SET EXERCISE
Go through each line of the records below and count those with the word "Duomo"; give only the total.

Saved entries

• • • •

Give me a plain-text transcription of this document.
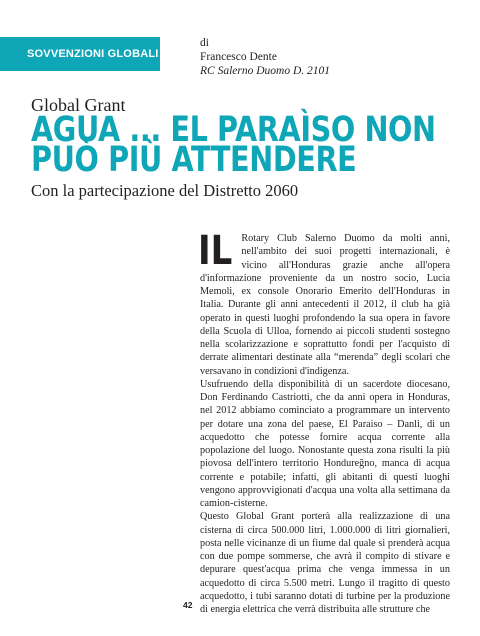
SOVVENZIONI GLOBALI
di
Francesco Dente
RC Salerno Duomo D. 2101
Global Grant
AGUA ... EL PARAÌSO NON PUÒ PIÙ ATTENDERE
Con la partecipazione del Distretto 2060

IL Rotary Club Salerno Duomo da molti anni, nell'ambito dei suoi progetti internazionali, è vicino all'Honduras grazie anche all'opera d'informazione proveniente da un nostro socio, Lucia Memoli, ex console Onorario Emerito dell'Honduras in Italia. Durante gli anni antecedenti il 2012, il club ha già operato in questi luoghi profondendo la sua opera in favore della Scuola di Ulloa, fornendo ai piccoli studenti sostegno nella scolarizzazione e soprattutto fondi per l'acquisto di derrate alimentari destinate alla “merenda” degli scolari che versavano in condizioni d'indigenza.

Usufruendo della disponibilità di un sacerdote diocesano, Don Ferdinando Castriotti, che da anni opera in Honduras, nel 2012 abbiamo cominciato a programmare un intervento per dotare una zona del paese, El Paraiso – Danli, di un acquedotto che potesse fornire acqua corrente alla popolazione del luogo. Nonostante questa zona risulti la più piovosa dell'intero territorio Hondureğno, manca di acqua corrente e potabile; infatti, gli abitanti di questi luoghi vengono approvvigionati d'acqua una volta alla settimana da camion-cisterne.

Questo Global Grant porterà alla realizzazione di una cisterna di circa 500.000 litri, 1.000.000 di litri giornalieri, posta nelle vicinanze di un fiume dal quale si prenderà acqua con due pompe sommerse, che avrà il compito di stivare e depurare quest'acqua prima che venga immessa in un acquedotto di circa 5.500 metri. Lungo il tragitto di questo acquedotto, i tubi saranno dotati di turbine per la produzione di energia elettrica che verrà distribuita alle strutture che

42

• • • •

TASK OUTPUT
2